### Material for this task:
—————
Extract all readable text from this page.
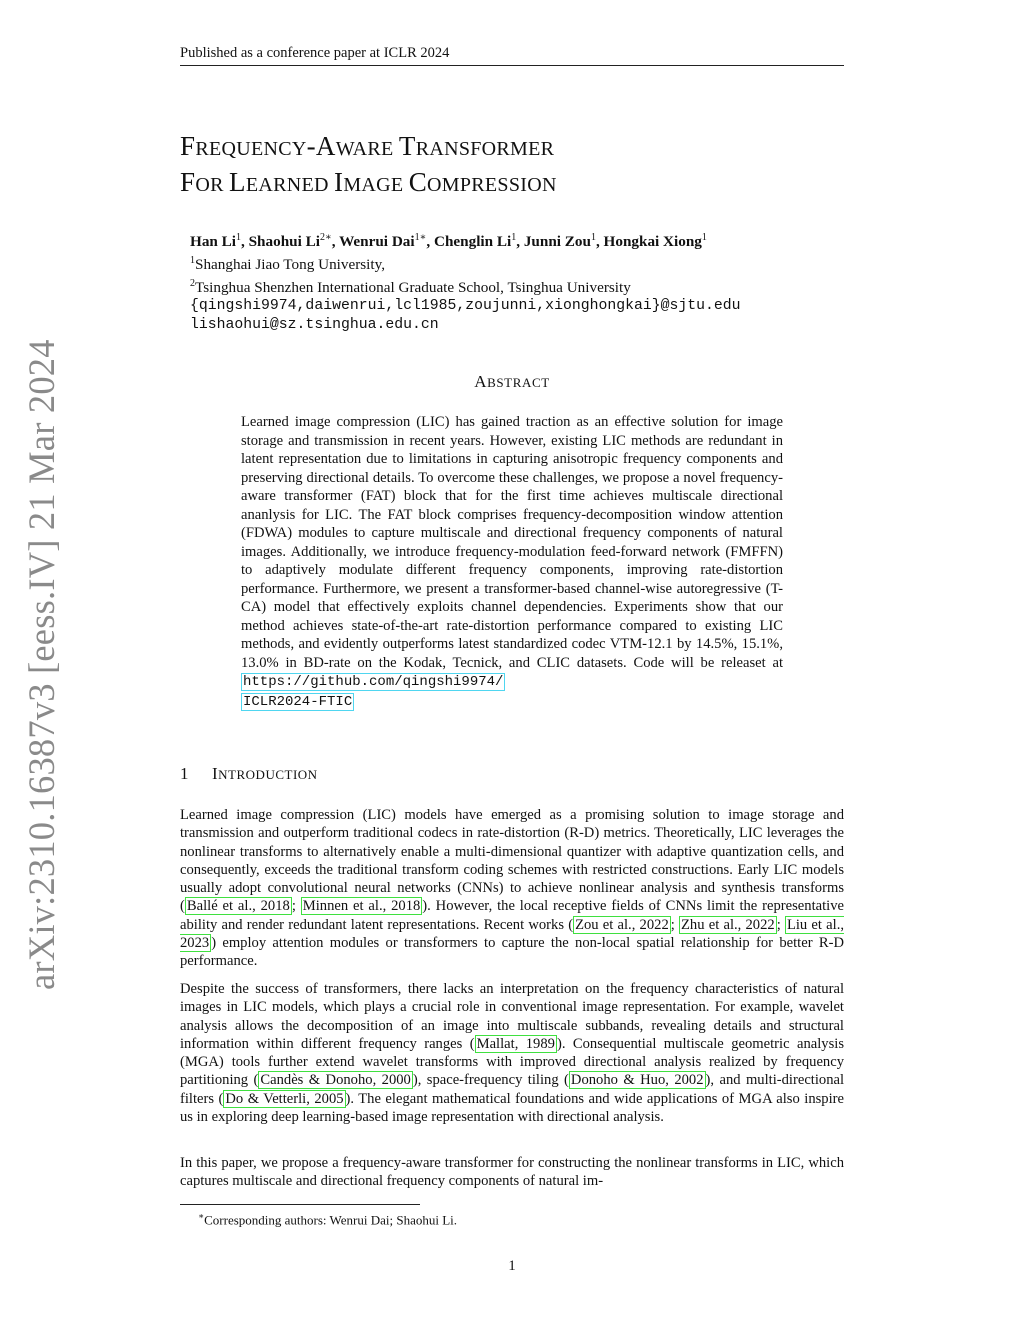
Published as a conference paper at ICLR 2024
arXiv:2310.16387v3 [eess.IV] 21 Mar 2024
FREQUENCY-AWARE TRANSFORMER
FOR LEARNED IMAGE COMPRESSION
Han Li$^1$, Shaohui $Li^{2∗}$, Wenrui Dai$^{1∗}$, Chenglin Li$^1$, Junni Zou$^1$, Hongkai Xiong$^1$
$^1$Shanghai Jiao Tong University,
$^2$Tsinghua Shenzhen International Graduate School, Tsinghua University
{qingshi9974,daiwenrui,lcl1985,zoujunni,xionghongkai}@sjtu.edu
lishaohui@sz.tsinghua.edu.cn
ABSTRACT
Learned image compression (LIC) has gained traction as an effective solution for image storage and transmission in recent years. However, existing LIC methods are redundant in latent representation due to limitations in capturing anisotropic frequency components and preserving directional details. To overcome these challenges, we propose a novel frequency-aware transformer (FAT) block that for the first time achieves multiscale directional ananlysis for LIC. The FAT block comprises frequency-decomposition window attention (FDWA) modules to capture multiscale and directional frequency components of natural images. Additionally, we introduce frequency-modulation feed-forward network (FMFFN) to adaptively modulate different frequency components, improving rate-distortion performance. Furthermore, we present a transformer-based channel-wise autoregressive (T-CA) model that effectively exploits channel dependencies. Experiments show that our method achieves state-of-the-art rate-distortion performance compared to existing LIC methods, and evidently outperforms latest standardized codec VTM-12.1 by 14.5%, 15.1%, 13.0% in BD-rate on the Kodak, Tecnick, and CLIC datasets. Code will be releaset at https://github.com/qingshi9974/
ICLR2024-FTIC
1 INTRODUCTION
Learned image compression (LIC) models have emerged as a promising solution to image storage and transmission and outperform traditional codecs in rate-distortion (R-D) metrics. Theoretically, LIC leverages the nonlinear transforms to alternatively enable a multi-dimensional quantizer with adaptive quantization cells, and consequently, exceeds the traditional transform coding schemes with restricted constructions. Early LIC models usually adopt convolutional neural networks (CNNs) to achieve nonlinear analysis and synthesis transforms ( Ballé et al., 2018 ; Minnen et al., 2018 ). However, the local receptive fields of CNNs limit the representative ability and render redundant latent representations. Recent works ( Zou et al., 2022 ; Zhu et al., 2022 ; Liu et al., 2023 ) employ attention modules or transformers to capture the non-local spatial relationship for better R-D performance.
Despite the success of transformers, there lacks an interpretation on the frequency characteristics of natural images in LIC models, which plays a crucial role in conventional image representation. For example, wavelet analysis allows the decomposition of an image into multiscale subbands, revealing details and structural information within different frequency ranges ( Mallat, 1989 ). Consequential multiscale geometric analysis (MGA) tools further extend wavelet transforms with improved directional analysis realized by frequency partitioning ( Candès & Donoho, 2000 ), space-frequency tiling ( Donoho & Huo, 2002 ), and multi-directional filters ( Do & Vetterli, 2005 ). The elegant mathematical foundations and wide applications of MGA also inspire us in exploring deep learning-based image representation with directional analysis.
In this paper, we propose a frequency-aware transformer for constructing the nonlinear transforms in LIC, which captures multiscale and directional frequency components of natural im-
∗Corresponding authors: Wenrui Dai; Shaohui Li.
1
—————
### What this task involves:
Without the pictures, give every line of the data again, exactly as written.

### Response:
Extract all readable text from this page.
Published as a conference paper at ICLR 2024
arXiv:2310.16387v3 [eess.IV] 21 Mar 2024
FREQUENCY-AWARE TRANSFORMER
FOR LEARNED IMAGE COMPRESSION
Han Li$^1$, Shaohui $Li^{2∗}$, Wenrui Dai$^{1∗}$, Chenglin Li$^1$, Junni Zou$^1$, Hongkai Xiong$^1$
$^1$Shanghai Jiao Tong University,
$^2$Tsinghua Shenzhen International Graduate School, Tsinghua University
{qingshi9974,daiwenrui,lcl1985,zoujunni,xionghongkai}@sjtu.edu
lishaohui@sz.tsinghua.edu.cn
ABSTRACT
Learned image compression (LIC) has gained traction as an effective solution for image storage and transmission in recent years. However, existing LIC methods are redundant in latent representation due to limitations in capturing anisotropic frequency components and preserving directional details. To overcome these challenges, we propose a novel frequency-aware transformer (FAT) block that for the first time achieves multiscale directional ananlysis for LIC. The FAT block comprises frequency-decomposition window attention (FDWA) modules to capture multiscale and directional frequency components of natural images. Additionally, we introduce frequency-modulation feed-forward network (FMFFN) to adaptively modulate different frequency components, improving rate-distortion performance. Furthermore, we present a transformer-based channel-wise autoregressive (T-CA) model that effectively exploits channel dependencies. Experiments show that our method achieves state-of-the-art rate-distortion performance compared to existing LIC methods, and evidently outperforms latest standardized codec VTM-12.1 by 14.5%, 15.1%, 13.0% in BD-rate on the Kodak, Tecnick, and CLIC datasets. Code will be releaset at https://github.com/qingshi9974/
ICLR2024-FTIC
1 INTRODUCTION
Learned image compression (LIC) models have emerged as a promising solution to image storage and transmission and outperform traditional codecs in rate-distortion (R-D) metrics. Theoretically, LIC leverages the nonlinear transforms to alternatively enable a multi-dimensional quantizer with adaptive quantization cells, and consequently, exceeds the traditional transform coding schemes with restricted constructions. Early LIC models usually adopt convolutional neural networks (CNNs) to achieve nonlinear analysis and synthesis transforms ( Ballé et al., 2018 ; Minnen et al., 2018 ). However, the local receptive fields of CNNs limit the representative ability and render redundant latent representations. Recent works ( Zou et al., 2022 ; Zhu et al., 2022 ; Liu et al., 2023 ) employ attention modules or transformers to capture the non-local spatial relationship for better R-D performance.
Despite the success of transformers, there lacks an interpretation on the frequency characteristics of natural images in LIC models, which plays a crucial role in conventional image representation. For example, wavelet analysis allows the decomposition of an image into multiscale subbands, revealing details and structural information within different frequency ranges ( Mallat, 1989 ). Consequential multiscale geometric analysis (MGA) tools further extend wavelet transforms with improved directional analysis realized by frequency partitioning ( Candès & Donoho, 2000 ), space-frequency tiling ( Donoho & Huo, 2002 ), and multi-directional filters ( Do & Vetterli, 2005 ). The elegant mathematical foundations and wide applications of MGA also inspire us in exploring deep learning-based image representation with directional analysis.
In this paper, we propose a frequency-aware transformer for constructing the nonlinear transforms in LIC, which captures multiscale and directional frequency components of natural im-
∗Corresponding authors: Wenrui Dai; Shaohui Li.
1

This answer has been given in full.